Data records
┌──

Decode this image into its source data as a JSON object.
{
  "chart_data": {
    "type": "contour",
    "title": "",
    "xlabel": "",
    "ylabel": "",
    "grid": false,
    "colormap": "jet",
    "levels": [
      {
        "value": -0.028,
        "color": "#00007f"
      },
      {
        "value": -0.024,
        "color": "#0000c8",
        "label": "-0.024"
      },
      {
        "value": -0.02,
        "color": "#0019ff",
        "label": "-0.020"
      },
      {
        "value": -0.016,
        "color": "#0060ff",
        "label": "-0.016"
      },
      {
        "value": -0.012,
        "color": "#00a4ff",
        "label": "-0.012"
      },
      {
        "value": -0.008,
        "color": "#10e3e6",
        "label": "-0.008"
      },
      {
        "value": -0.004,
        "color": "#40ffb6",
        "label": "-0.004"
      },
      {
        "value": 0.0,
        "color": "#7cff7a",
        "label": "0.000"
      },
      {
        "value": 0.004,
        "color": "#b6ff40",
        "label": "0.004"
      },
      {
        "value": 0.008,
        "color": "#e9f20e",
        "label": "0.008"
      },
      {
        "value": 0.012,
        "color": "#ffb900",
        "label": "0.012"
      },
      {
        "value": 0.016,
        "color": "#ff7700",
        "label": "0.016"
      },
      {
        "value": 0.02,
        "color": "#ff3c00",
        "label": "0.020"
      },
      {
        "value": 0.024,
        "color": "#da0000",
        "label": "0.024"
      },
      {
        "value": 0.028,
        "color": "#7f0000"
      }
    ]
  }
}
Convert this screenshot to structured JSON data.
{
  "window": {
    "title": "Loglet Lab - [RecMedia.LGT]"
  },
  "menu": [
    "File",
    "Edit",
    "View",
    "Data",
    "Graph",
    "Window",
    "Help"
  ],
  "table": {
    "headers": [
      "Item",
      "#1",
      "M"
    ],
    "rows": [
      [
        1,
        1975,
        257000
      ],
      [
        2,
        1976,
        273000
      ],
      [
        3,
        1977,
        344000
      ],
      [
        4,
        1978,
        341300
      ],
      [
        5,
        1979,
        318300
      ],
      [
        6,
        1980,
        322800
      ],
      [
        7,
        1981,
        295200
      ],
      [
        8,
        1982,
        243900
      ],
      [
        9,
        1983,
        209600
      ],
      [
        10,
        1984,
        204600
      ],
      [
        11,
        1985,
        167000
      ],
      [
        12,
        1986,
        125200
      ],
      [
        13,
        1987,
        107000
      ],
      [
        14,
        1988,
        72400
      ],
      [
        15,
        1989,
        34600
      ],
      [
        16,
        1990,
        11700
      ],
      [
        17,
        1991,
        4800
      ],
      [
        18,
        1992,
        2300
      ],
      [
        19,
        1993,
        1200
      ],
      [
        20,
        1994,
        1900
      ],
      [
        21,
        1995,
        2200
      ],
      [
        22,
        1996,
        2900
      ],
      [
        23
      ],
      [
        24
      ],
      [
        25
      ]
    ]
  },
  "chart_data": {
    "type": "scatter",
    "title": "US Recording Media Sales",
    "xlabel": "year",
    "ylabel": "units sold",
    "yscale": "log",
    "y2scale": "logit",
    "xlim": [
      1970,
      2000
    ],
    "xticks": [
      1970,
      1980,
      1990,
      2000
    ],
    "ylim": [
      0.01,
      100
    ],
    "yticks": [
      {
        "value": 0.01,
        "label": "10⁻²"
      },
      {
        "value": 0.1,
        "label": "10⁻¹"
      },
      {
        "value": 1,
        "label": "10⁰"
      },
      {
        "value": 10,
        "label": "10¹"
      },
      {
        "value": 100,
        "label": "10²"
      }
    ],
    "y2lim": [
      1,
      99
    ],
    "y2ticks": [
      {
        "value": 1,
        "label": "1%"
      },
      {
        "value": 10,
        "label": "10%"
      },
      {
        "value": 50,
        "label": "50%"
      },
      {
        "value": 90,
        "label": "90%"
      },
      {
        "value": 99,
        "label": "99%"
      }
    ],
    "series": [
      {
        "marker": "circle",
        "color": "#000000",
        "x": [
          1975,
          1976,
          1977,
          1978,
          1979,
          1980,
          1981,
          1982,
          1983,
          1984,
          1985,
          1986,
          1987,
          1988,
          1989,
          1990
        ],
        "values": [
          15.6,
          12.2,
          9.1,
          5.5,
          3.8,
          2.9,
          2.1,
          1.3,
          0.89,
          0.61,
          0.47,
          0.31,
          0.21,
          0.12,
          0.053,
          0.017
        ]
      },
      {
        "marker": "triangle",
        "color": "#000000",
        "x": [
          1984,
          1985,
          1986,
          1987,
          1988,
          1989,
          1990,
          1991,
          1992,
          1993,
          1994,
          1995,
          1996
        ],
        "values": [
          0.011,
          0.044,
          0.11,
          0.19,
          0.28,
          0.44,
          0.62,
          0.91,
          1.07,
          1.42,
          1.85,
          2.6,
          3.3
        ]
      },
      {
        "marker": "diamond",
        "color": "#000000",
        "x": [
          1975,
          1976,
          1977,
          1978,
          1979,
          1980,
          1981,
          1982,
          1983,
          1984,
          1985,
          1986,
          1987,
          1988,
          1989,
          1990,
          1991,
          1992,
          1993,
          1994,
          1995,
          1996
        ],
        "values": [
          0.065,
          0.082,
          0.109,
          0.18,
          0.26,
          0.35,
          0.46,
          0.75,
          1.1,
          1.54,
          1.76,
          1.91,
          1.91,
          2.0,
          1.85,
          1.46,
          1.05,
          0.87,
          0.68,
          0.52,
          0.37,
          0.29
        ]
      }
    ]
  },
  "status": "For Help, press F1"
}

└──

**EXERCISE REQUIREMENTS:** Look through the listing and extract every line with "marker" in it.

**COMPLETE OUTPUT:**
        "marker": "circle",
        "marker": "triangle",
        "marker": "diamond",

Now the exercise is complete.